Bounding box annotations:
● ● ● ● ●

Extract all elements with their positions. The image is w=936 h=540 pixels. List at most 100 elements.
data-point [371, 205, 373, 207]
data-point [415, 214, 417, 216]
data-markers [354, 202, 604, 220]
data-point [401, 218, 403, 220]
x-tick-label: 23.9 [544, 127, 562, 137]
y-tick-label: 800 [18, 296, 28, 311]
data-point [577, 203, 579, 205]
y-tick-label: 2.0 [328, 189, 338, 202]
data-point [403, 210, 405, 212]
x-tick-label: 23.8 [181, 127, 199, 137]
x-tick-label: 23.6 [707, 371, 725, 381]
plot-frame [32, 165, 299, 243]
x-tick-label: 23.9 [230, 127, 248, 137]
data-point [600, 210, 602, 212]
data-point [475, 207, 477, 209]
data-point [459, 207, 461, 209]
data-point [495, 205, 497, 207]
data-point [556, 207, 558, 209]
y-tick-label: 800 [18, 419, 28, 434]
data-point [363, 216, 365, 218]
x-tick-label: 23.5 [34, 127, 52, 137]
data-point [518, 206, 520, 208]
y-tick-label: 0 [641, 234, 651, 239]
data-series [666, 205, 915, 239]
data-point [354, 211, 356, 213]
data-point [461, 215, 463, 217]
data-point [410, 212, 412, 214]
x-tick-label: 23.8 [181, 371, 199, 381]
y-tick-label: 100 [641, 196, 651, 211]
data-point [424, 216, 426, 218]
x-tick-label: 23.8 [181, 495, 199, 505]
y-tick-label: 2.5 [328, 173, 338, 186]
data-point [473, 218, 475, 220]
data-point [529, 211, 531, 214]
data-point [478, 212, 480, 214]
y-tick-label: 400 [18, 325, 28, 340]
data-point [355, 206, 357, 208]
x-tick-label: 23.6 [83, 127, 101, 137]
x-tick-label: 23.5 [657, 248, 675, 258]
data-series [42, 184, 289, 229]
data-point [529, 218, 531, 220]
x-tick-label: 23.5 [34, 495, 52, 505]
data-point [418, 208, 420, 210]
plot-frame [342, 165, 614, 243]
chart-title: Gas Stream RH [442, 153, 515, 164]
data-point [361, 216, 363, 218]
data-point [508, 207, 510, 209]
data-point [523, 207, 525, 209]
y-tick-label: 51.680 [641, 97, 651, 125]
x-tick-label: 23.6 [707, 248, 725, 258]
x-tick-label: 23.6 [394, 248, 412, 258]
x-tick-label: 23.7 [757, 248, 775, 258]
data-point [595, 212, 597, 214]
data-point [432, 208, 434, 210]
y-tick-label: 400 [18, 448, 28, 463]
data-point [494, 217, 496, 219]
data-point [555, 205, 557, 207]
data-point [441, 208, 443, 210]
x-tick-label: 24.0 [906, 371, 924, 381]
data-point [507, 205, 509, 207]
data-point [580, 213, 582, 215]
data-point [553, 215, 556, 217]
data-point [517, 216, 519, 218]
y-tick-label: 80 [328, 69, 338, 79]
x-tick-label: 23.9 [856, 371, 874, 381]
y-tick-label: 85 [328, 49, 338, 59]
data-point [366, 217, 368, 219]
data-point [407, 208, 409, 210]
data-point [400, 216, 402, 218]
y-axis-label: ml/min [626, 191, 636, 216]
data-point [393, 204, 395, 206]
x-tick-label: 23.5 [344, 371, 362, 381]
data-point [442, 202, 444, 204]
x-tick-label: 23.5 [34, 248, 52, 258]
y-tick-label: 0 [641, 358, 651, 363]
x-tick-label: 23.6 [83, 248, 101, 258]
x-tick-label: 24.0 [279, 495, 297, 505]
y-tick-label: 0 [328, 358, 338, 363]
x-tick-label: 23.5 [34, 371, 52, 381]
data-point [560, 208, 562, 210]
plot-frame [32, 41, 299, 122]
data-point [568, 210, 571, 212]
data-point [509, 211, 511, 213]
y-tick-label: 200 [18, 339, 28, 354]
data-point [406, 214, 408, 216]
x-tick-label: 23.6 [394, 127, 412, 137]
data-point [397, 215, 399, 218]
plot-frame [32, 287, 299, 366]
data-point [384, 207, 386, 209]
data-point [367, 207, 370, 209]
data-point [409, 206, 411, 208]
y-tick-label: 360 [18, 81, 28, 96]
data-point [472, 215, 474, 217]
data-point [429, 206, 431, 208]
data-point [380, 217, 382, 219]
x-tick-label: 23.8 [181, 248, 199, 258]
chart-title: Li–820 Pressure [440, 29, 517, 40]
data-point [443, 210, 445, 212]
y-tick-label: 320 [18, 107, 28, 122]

● ● ● ● ●

What is needed:
Could you print the listing above again, line for line and with nothing changed?

Exercise solution:
Extract all elements with their positions. The image is w=936 h=540 pixels. List at most 100 elements.
data-point [371, 205, 373, 207]
data-point [415, 214, 417, 216]
data-markers [354, 202, 604, 220]
data-point [401, 218, 403, 220]
x-tick-label: 23.9 [544, 127, 562, 137]
y-tick-label: 800 [18, 296, 28, 311]
data-point [577, 203, 579, 205]
y-tick-label: 2.0 [328, 189, 338, 202]
data-point [403, 210, 405, 212]
x-tick-label: 23.8 [181, 127, 199, 137]
x-tick-label: 23.6 [707, 371, 725, 381]
plot-frame [32, 165, 299, 243]
x-tick-label: 23.9 [230, 127, 248, 137]
data-point [600, 210, 602, 212]
data-point [475, 207, 477, 209]
data-point [459, 207, 461, 209]
data-point [495, 205, 497, 207]
data-point [556, 207, 558, 209]
y-tick-label: 800 [18, 419, 28, 434]
data-point [363, 216, 365, 218]
x-tick-label: 23.5 [34, 127, 52, 137]
data-point [518, 206, 520, 208]
y-tick-label: 0 [641, 234, 651, 239]
data-series [666, 205, 915, 239]
data-point [354, 211, 356, 213]
data-point [461, 215, 463, 217]
data-point [410, 212, 412, 214]
x-tick-label: 23.8 [181, 371, 199, 381]
y-tick-label: 100 [641, 196, 651, 211]
data-point [424, 216, 426, 218]
x-tick-label: 23.8 [181, 495, 199, 505]
y-tick-label: 2.5 [328, 173, 338, 186]
data-point [473, 218, 475, 220]
data-point [529, 211, 531, 214]
data-point [478, 212, 480, 214]
y-tick-label: 400 [18, 325, 28, 340]
data-point [355, 206, 357, 208]
x-tick-label: 23.6 [83, 127, 101, 137]
x-tick-label: 23.5 [657, 248, 675, 258]
data-series [42, 184, 289, 229]
data-point [529, 218, 531, 220]
x-tick-label: 23.5 [34, 495, 52, 505]
data-point [418, 208, 420, 210]
plot-frame [342, 165, 614, 243]
chart-title: Gas Stream RH [442, 153, 515, 164]
data-point [361, 216, 363, 218]
data-point [508, 207, 510, 209]
data-point [523, 207, 525, 209]
y-tick-label: 51.680 [641, 97, 651, 125]
x-tick-label: 23.6 [707, 248, 725, 258]
x-tick-label: 23.6 [394, 248, 412, 258]
x-tick-label: 23.7 [757, 248, 775, 258]
data-point [595, 212, 597, 214]
data-point [432, 208, 434, 210]
y-tick-label: 400 [18, 448, 28, 463]
data-point [494, 217, 496, 219]
data-point [555, 205, 557, 207]
data-point [441, 208, 443, 210]
x-tick-label: 24.0 [906, 371, 924, 381]
data-point [507, 205, 509, 207]
data-point [580, 213, 582, 215]
data-point [553, 215, 556, 217]
data-point [517, 216, 519, 218]
y-tick-label: 80 [328, 69, 338, 79]
x-tick-label: 23.9 [856, 371, 874, 381]
y-tick-label: 85 [328, 49, 338, 59]
data-point [366, 217, 368, 219]
data-point [407, 208, 409, 210]
data-point [400, 216, 402, 218]
y-axis-label: ml/min [626, 191, 636, 216]
data-point [393, 204, 395, 206]
x-tick-label: 23.5 [344, 371, 362, 381]
data-point [442, 202, 444, 204]
x-tick-label: 23.5 [34, 248, 52, 258]
y-tick-label: 0 [641, 358, 651, 363]
x-tick-label: 23.6 [83, 248, 101, 258]
x-tick-label: 24.0 [279, 495, 297, 505]
y-tick-label: 0 [328, 358, 338, 363]
x-tick-label: 23.5 [34, 371, 52, 381]
data-point [560, 208, 562, 210]
plot-frame [32, 41, 299, 122]
data-point [568, 210, 571, 212]
data-point [509, 211, 511, 213]
y-tick-label: 200 [18, 339, 28, 354]
data-point [406, 214, 408, 216]
x-tick-label: 23.6 [394, 127, 412, 137]
data-point [397, 215, 399, 218]
plot-frame [32, 287, 299, 366]
data-point [384, 207, 386, 209]
data-point [367, 207, 370, 209]
data-point [409, 206, 411, 208]
y-tick-label: 360 [18, 81, 28, 96]
data-point [472, 215, 474, 217]
data-point [429, 206, 431, 208]
data-point [380, 217, 382, 219]
x-tick-label: 23.8 [181, 248, 199, 258]
chart-title: Li–820 Pressure [440, 29, 517, 40]
data-point [443, 210, 445, 212]
y-tick-label: 320 [18, 107, 28, 122]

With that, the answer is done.